_SUPPLIED RECORDS:_
..........
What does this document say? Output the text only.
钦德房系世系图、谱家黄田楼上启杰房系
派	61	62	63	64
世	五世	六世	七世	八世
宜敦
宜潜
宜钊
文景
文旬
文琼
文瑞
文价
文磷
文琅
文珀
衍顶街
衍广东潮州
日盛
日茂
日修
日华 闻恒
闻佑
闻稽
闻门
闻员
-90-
..........
_SET TASK:_
Recopy all the lines exactly as they appear.

_WRITTEN SOLUTION:_
What does this document say? Output the text only.
钦德房系世系图、谱家黄田楼上启杰房系
派	61	62	63	64
世	五世	六世	七世	八世
宜敦
宜潜
宜钊
文景
文旬
文琼
文瑞
文价
文磷
文琅
文珀
衍顶街
衍广东潮州
日盛
日茂
日修
日华 闻恒
闻佑
闻稽
闻门
闻员
-90-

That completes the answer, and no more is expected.